DATA PROVIDED
--- START ---

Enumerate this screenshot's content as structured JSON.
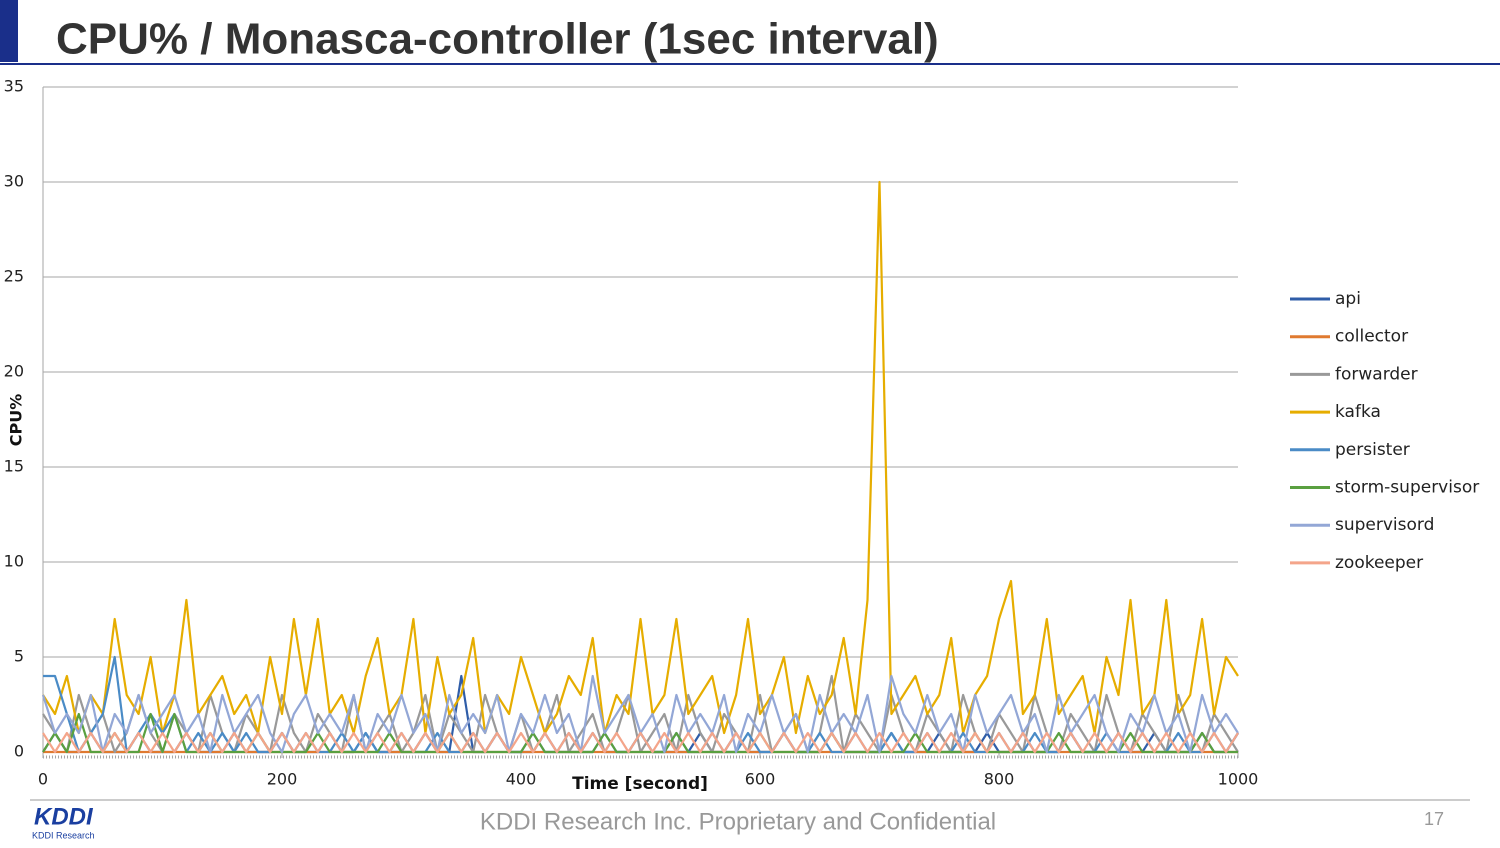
{
  "header": {
    "title": "CPU% / Monasca-controller (1sec interval)"
  },
  "chart_data": {
    "type": "line",
    "x_label": "Time [second]",
    "y_label": "CPU%",
    "x": [
      0,
      10,
      20,
      30,
      40,
      50,
      60,
      70,
      80,
      90,
      100,
      110,
      120,
      130,
      140,
      150,
      160,
      170,
      180,
      190,
      200,
      210,
      220,
      230,
      240,
      250,
      260,
      270,
      280,
      290,
      300,
      310,
      320,
      330,
      340,
      350,
      360,
      370,
      380,
      390,
      400,
      410,
      420,
      430,
      440,
      450,
      460,
      470,
      480,
      490,
      500,
      510,
      520,
      530,
      540,
      550,
      560,
      570,
      580,
      590,
      600,
      610,
      620,
      630,
      640,
      650,
      660,
      670,
      680,
      690,
      700,
      710,
      720,
      730,
      740,
      750,
      760,
      770,
      780,
      790,
      800,
      810,
      820,
      830,
      840,
      850,
      860,
      870,
      880,
      890,
      900,
      910,
      920,
      930,
      940,
      950,
      960,
      970,
      980,
      990,
      1000
    ],
    "series": [
      {
        "name": "api",
        "color": "#2f5da8",
        "values": [
          0,
          1,
          0,
          0,
          1,
          0,
          0,
          0,
          1,
          0,
          0,
          0,
          1,
          0,
          0,
          0,
          1,
          0,
          0,
          0,
          1,
          0,
          0,
          0,
          1,
          0,
          0,
          1,
          0,
          0,
          0,
          0,
          1,
          0,
          0,
          4,
          0,
          0,
          1,
          0,
          0,
          0,
          1,
          0,
          0,
          0,
          1,
          0,
          0,
          0,
          1,
          0,
          0,
          0,
          0,
          1,
          0,
          0,
          1,
          0,
          0,
          0,
          1,
          0,
          0,
          0,
          1,
          0,
          0,
          0,
          0,
          1,
          0,
          0,
          0,
          1,
          0,
          0,
          0,
          1,
          0,
          0,
          1,
          0,
          0,
          0,
          1,
          0,
          0,
          0,
          1,
          0,
          0,
          1,
          0,
          0,
          0,
          1,
          0,
          0,
          1
        ]
      },
      {
        "name": "collector",
        "color": "#e07a30",
        "values": [
          0,
          0,
          0,
          0,
          0,
          0,
          0,
          0,
          0,
          0,
          0,
          0,
          0,
          0,
          0,
          0,
          0,
          0,
          0,
          0,
          0,
          0,
          0,
          0,
          0,
          0,
          0,
          0,
          0,
          0,
          0,
          0,
          0,
          0,
          0,
          0,
          0,
          0,
          0,
          0,
          0,
          0,
          0,
          0,
          0,
          0,
          0,
          0,
          0,
          0,
          0,
          0,
          0,
          0,
          0,
          0,
          0,
          0,
          0,
          0,
          0,
          0,
          0,
          0,
          0,
          0,
          0,
          0,
          0,
          0,
          0,
          0,
          0,
          0,
          0,
          0,
          0,
          0,
          0,
          0,
          0,
          0,
          0,
          0,
          0,
          0,
          0,
          0,
          0,
          0,
          0,
          0,
          0,
          0,
          0,
          0,
          0,
          0,
          0,
          0,
          0
        ]
      },
      {
        "name": "forwarder",
        "color": "#999999",
        "values": [
          2,
          1,
          0,
          3,
          1,
          2,
          0,
          1,
          3,
          1,
          0,
          2,
          1,
          0,
          3,
          1,
          0,
          2,
          1,
          0,
          3,
          1,
          0,
          2,
          1,
          0,
          3,
          0,
          1,
          2,
          0,
          1,
          3,
          0,
          2,
          1,
          0,
          3,
          1,
          0,
          2,
          0,
          1,
          3,
          0,
          1,
          2,
          0,
          1,
          3,
          0,
          1,
          2,
          0,
          3,
          1,
          0,
          2,
          1,
          0,
          3,
          0,
          1,
          2,
          0,
          1,
          4,
          0,
          2,
          1,
          0,
          3,
          1,
          0,
          2,
          1,
          0,
          3,
          1,
          0,
          2,
          1,
          0,
          3,
          1,
          0,
          2,
          1,
          0,
          3,
          1,
          0,
          2,
          1,
          0,
          3,
          1,
          0,
          2,
          1,
          0
        ]
      },
      {
        "name": "kafka",
        "color": "#e6ad00",
        "values": [
          3,
          2,
          4,
          1,
          3,
          2,
          7,
          3,
          2,
          5,
          1,
          3,
          8,
          2,
          3,
          4,
          2,
          3,
          1,
          5,
          2,
          7,
          3,
          7,
          2,
          3,
          1,
          4,
          6,
          2,
          3,
          7,
          1,
          5,
          2,
          3,
          6,
          1,
          3,
          2,
          5,
          3,
          1,
          2,
          4,
          3,
          6,
          1,
          3,
          2,
          7,
          2,
          3,
          7,
          2,
          3,
          4,
          1,
          3,
          7,
          2,
          3,
          5,
          1,
          4,
          2,
          3,
          6,
          2,
          8,
          30,
          2,
          3,
          4,
          2,
          3,
          6,
          1,
          3,
          4,
          7,
          9,
          2,
          3,
          7,
          2,
          3,
          4,
          1,
          5,
          3,
          8,
          2,
          3,
          8,
          2,
          3,
          7,
          2,
          5,
          4
        ]
      },
      {
        "name": "persister",
        "color": "#4a8bc6",
        "values": [
          4,
          4,
          2,
          0,
          1,
          2,
          5,
          0,
          1,
          2,
          1,
          2,
          0,
          1,
          0,
          1,
          0,
          1,
          0,
          0,
          1,
          0,
          1,
          0,
          0,
          1,
          0,
          1,
          0,
          0,
          1,
          0,
          0,
          1,
          0,
          0,
          1,
          0,
          1,
          0,
          0,
          1,
          0,
          0,
          1,
          0,
          0,
          1,
          0,
          0,
          1,
          0,
          0,
          1,
          0,
          0,
          1,
          0,
          0,
          1,
          0,
          0,
          1,
          0,
          0,
          1,
          0,
          0,
          1,
          0,
          0,
          1,
          0,
          0,
          1,
          0,
          0,
          1,
          0,
          0,
          1,
          0,
          0,
          1,
          0,
          0,
          1,
          0,
          0,
          1,
          0,
          0,
          1,
          0,
          0,
          1,
          0,
          0,
          1,
          0,
          1
        ]
      },
      {
        "name": "storm-supervisor",
        "color": "#5aa040",
        "values": [
          0,
          1,
          0,
          2,
          0,
          0,
          1,
          0,
          0,
          2,
          0,
          2,
          0,
          0,
          1,
          0,
          0,
          0,
          1,
          0,
          0,
          0,
          0,
          1,
          0,
          0,
          0,
          0,
          0,
          1,
          0,
          0,
          0,
          0,
          1,
          0,
          0,
          0,
          0,
          0,
          0,
          1,
          0,
          0,
          0,
          0,
          0,
          1,
          0,
          0,
          0,
          0,
          0,
          1,
          0,
          0,
          0,
          0,
          0,
          0,
          1,
          0,
          0,
          0,
          0,
          0,
          1,
          0,
          0,
          0,
          0,
          0,
          0,
          1,
          0,
          0,
          0,
          0,
          1,
          0,
          0,
          0,
          0,
          0,
          0,
          1,
          0,
          0,
          0,
          0,
          0,
          1,
          0,
          0,
          0,
          0,
          0,
          1,
          0,
          0,
          0
        ]
      },
      {
        "name": "supervisord",
        "color": "#93a7d6",
        "values": [
          3,
          1,
          2,
          1,
          3,
          0,
          2,
          1,
          3,
          1,
          2,
          3,
          1,
          2,
          0,
          3,
          1,
          2,
          3,
          1,
          0,
          2,
          3,
          1,
          2,
          1,
          3,
          0,
          2,
          1,
          3,
          1,
          2,
          0,
          3,
          1,
          2,
          1,
          3,
          0,
          2,
          1,
          3,
          1,
          2,
          0,
          4,
          1,
          2,
          3,
          1,
          2,
          0,
          3,
          1,
          2,
          1,
          3,
          0,
          2,
          1,
          3,
          1,
          2,
          0,
          3,
          1,
          2,
          1,
          3,
          0,
          4,
          2,
          1,
          3,
          1,
          2,
          0,
          3,
          1,
          2,
          3,
          1,
          2,
          0,
          3,
          1,
          2,
          3,
          1,
          0,
          2,
          1,
          3,
          1,
          2,
          0,
          3,
          1,
          2,
          1
        ]
      },
      {
        "name": "zookeeper",
        "color": "#f4a58a",
        "values": [
          1,
          0,
          1,
          0,
          1,
          0,
          1,
          0,
          1,
          0,
          1,
          0,
          1,
          0,
          1,
          0,
          1,
          0,
          1,
          0,
          1,
          0,
          1,
          0,
          1,
          0,
          1,
          0,
          1,
          0,
          1,
          0,
          1,
          0,
          1,
          0,
          1,
          0,
          1,
          0,
          1,
          0,
          1,
          0,
          1,
          0,
          1,
          0,
          1,
          0,
          1,
          0,
          1,
          0,
          1,
          0,
          1,
          0,
          1,
          0,
          1,
          0,
          1,
          0,
          1,
          0,
          1,
          0,
          1,
          0,
          1,
          0,
          1,
          0,
          1,
          0,
          1,
          0,
          1,
          0,
          1,
          0,
          1,
          0,
          1,
          0,
          1,
          0,
          1,
          0,
          1,
          0,
          1,
          0,
          1,
          0,
          1,
          0,
          1,
          0,
          1
        ]
      }
    ],
    "xlim": [
      0,
      1000
    ],
    "xticks": [
      0,
      200,
      400,
      600,
      800,
      1000
    ],
    "ylim": [
      0,
      35
    ],
    "yticks": [
      0,
      5,
      10,
      15,
      20,
      25,
      30,
      35
    ],
    "grid": true,
    "legend": "right"
  },
  "footer": {
    "text": "KDDI Research Inc. Proprietary and Confidential",
    "page": "17",
    "logo": "KDDI",
    "logo_sub": "KDDI Research"
  }
}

--- END ---

PROBLEM TO SOLVE
Tally up the lines with the word "color" in them, and answer with that number by itself.

RESPONSE TO THE EXERCISE
8